## Begin Records

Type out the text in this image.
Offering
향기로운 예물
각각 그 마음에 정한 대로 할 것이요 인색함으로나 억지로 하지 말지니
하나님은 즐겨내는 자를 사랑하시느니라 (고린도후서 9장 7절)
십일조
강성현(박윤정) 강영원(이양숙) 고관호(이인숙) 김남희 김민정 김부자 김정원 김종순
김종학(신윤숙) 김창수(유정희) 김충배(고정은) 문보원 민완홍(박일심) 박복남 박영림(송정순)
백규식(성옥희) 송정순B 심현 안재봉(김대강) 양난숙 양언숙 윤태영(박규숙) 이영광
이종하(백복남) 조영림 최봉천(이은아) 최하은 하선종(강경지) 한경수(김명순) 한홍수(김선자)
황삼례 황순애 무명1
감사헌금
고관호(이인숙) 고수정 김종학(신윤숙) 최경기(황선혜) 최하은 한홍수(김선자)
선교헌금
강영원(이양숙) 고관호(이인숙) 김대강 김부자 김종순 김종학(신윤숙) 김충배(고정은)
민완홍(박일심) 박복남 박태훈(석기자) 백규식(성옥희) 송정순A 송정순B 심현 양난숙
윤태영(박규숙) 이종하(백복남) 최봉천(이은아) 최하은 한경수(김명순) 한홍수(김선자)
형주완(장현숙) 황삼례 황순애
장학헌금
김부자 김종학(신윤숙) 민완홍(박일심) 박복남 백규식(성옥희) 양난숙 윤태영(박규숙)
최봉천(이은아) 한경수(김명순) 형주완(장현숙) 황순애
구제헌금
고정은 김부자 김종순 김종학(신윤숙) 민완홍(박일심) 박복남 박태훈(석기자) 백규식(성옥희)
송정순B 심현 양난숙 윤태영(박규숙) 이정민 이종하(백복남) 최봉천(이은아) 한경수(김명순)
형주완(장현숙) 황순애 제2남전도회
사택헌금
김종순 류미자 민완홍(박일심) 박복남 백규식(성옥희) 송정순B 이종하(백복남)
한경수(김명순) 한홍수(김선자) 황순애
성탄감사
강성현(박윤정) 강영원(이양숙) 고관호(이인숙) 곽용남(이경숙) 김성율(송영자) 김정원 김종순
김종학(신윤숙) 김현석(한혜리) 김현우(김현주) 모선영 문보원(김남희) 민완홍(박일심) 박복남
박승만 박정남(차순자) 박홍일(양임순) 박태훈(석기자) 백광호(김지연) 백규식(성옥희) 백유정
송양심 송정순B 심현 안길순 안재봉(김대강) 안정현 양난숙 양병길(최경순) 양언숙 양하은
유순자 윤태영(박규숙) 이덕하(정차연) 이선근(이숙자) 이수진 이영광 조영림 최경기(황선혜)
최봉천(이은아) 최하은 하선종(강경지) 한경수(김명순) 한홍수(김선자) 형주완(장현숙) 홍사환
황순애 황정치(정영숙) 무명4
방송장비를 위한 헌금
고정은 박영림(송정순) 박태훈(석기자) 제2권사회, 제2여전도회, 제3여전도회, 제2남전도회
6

## End Records

### Requirement
Can you reproduce all the material exactly?

### Solution to the exercise
Type out the text in this image.
Offering
향기로운 예물
각각 그 마음에 정한 대로 할 것이요 인색함으로나 억지로 하지 말지니
하나님은 즐겨내는 자를 사랑하시느니라 (고린도후서 9장 7절)
십일조
강성현(박윤정) 강영원(이양숙) 고관호(이인숙) 김남희 김민정 김부자 김정원 김종순
김종학(신윤숙) 김창수(유정희) 김충배(고정은) 문보원 민완홍(박일심) 박복남 박영림(송정순)
백규식(성옥희) 송정순B 심현 안재봉(김대강) 양난숙 양언숙 윤태영(박규숙) 이영광
이종하(백복남) 조영림 최봉천(이은아) 최하은 하선종(강경지) 한경수(김명순) 한홍수(김선자)
황삼례 황순애 무명1
감사헌금
고관호(이인숙) 고수정 김종학(신윤숙) 최경기(황선혜) 최하은 한홍수(김선자)
선교헌금
강영원(이양숙) 고관호(이인숙) 김대강 김부자 김종순 김종학(신윤숙) 김충배(고정은)
민완홍(박일심) 박복남 박태훈(석기자) 백규식(성옥희) 송정순A 송정순B 심현 양난숙
윤태영(박규숙) 이종하(백복남) 최봉천(이은아) 최하은 한경수(김명순) 한홍수(김선자)
형주완(장현숙) 황삼례 황순애
장학헌금
김부자 김종학(신윤숙) 민완홍(박일심) 박복남 백규식(성옥희) 양난숙 윤태영(박규숙)
최봉천(이은아) 한경수(김명순) 형주완(장현숙) 황순애
구제헌금
고정은 김부자 김종순 김종학(신윤숙) 민완홍(박일심) 박복남 박태훈(석기자) 백규식(성옥희)
송정순B 심현 양난숙 윤태영(박규숙) 이정민 이종하(백복남) 최봉천(이은아) 한경수(김명순)
형주완(장현숙) 황순애 제2남전도회
사택헌금
김종순 류미자 민완홍(박일심) 박복남 백규식(성옥희) 송정순B 이종하(백복남)
한경수(김명순) 한홍수(김선자) 황순애
성탄감사
강성현(박윤정) 강영원(이양숙) 고관호(이인숙) 곽용남(이경숙) 김성율(송영자) 김정원 김종순
김종학(신윤숙) 김현석(한혜리) 김현우(김현주) 모선영 문보원(김남희) 민완홍(박일심) 박복남
박승만 박정남(차순자) 박홍일(양임순) 박태훈(석기자) 백광호(김지연) 백규식(성옥희) 백유정
송양심 송정순B 심현 안길순 안재봉(김대강) 안정현 양난숙 양병길(최경순) 양언숙 양하은
유순자 윤태영(박규숙) 이덕하(정차연) 이선근(이숙자) 이수진 이영광 조영림 최경기(황선혜)
최봉천(이은아) 최하은 하선종(강경지) 한경수(김명순) 한홍수(김선자) 형주완(장현숙) 홍사환
황순애 황정치(정영숙) 무명4
방송장비를 위한 헌금
고정은 박영림(송정순) 박태훈(석기자) 제2권사회, 제2여전도회, 제3여전도회, 제2남전도회
6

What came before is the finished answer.